EXERCISE DETAILS: Output every line of the data exactly as it appears.

####################

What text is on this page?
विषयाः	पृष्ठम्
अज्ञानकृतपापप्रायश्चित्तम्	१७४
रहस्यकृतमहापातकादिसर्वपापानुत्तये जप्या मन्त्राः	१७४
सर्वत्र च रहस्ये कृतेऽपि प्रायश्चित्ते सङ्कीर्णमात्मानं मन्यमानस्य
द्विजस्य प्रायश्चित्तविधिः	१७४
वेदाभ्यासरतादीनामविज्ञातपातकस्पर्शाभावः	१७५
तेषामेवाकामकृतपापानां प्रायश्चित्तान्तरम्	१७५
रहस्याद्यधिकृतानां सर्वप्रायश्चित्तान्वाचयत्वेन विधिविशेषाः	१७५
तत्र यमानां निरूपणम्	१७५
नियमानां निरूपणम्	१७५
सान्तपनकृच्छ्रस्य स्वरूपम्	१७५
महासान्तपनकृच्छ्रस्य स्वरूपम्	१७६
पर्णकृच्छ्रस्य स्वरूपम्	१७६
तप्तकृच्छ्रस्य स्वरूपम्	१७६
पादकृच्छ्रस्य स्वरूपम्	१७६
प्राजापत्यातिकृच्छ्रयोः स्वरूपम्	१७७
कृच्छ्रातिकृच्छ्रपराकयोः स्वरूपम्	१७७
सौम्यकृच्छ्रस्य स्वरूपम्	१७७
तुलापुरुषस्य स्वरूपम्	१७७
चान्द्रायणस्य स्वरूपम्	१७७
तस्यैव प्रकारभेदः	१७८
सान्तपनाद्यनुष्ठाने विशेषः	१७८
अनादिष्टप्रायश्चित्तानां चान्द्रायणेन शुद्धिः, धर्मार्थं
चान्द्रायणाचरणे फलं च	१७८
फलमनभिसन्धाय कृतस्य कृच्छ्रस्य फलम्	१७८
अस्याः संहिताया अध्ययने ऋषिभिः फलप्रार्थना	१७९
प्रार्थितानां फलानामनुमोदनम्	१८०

####################

RESULT OF THE TASK:
What text is on this page?
विषयाः	पृष्ठम्
अज्ञानकृतपापप्रायश्चित्तम्	१७४
रहस्यकृतमहापातकादिसर्वपापानुत्तये जप्या मन्त्राः	१७४
सर्वत्र च रहस्ये कृतेऽपि प्रायश्चित्ते सङ्कीर्णमात्मानं मन्यमानस्य
द्विजस्य प्रायश्चित्तविधिः	१७४
वेदाभ्यासरतादीनामविज्ञातपातकस्पर्शाभावः	१७५
तेषामेवाकामकृतपापानां प्रायश्चित्तान्तरम्	१७५
रहस्याद्यधिकृतानां सर्वप्रायश्चित्तान्वाचयत्वेन विधिविशेषाः	१७५
तत्र यमानां निरूपणम्	१७५
नियमानां निरूपणम्	१७५
सान्तपनकृच्छ्रस्य स्वरूपम्	१७५
महासान्तपनकृच्छ्रस्य स्वरूपम्	१७६
पर्णकृच्छ्रस्य स्वरूपम्	१७६
तप्तकृच्छ्रस्य स्वरूपम्	१७६
पादकृच्छ्रस्य स्वरूपम्	१७६
प्राजापत्यातिकृच्छ्रयोः स्वरूपम्	१७७
कृच्छ्रातिकृच्छ्रपराकयोः स्वरूपम्	१७७
सौम्यकृच्छ्रस्य स्वरूपम्	१७७
तुलापुरुषस्य स्वरूपम्	१७७
चान्द्रायणस्य स्वरूपम्	१७७
तस्यैव प्रकारभेदः	१७८
सान्तपनाद्यनुष्ठाने विशेषः	१७८
अनादिष्टप्रायश्चित्तानां चान्द्रायणेन शुद्धिः, धर्मार्थं
चान्द्रायणाचरणे फलं च	१७८
फलमनभिसन्धाय कृतस्य कृच्छ्रस्य फलम्	१७८
अस्याः संहिताया अध्ययने ऋषिभिः फलप्रार्थना	१७९
प्रार्थितानां फलानामनुमोदनम्	१८०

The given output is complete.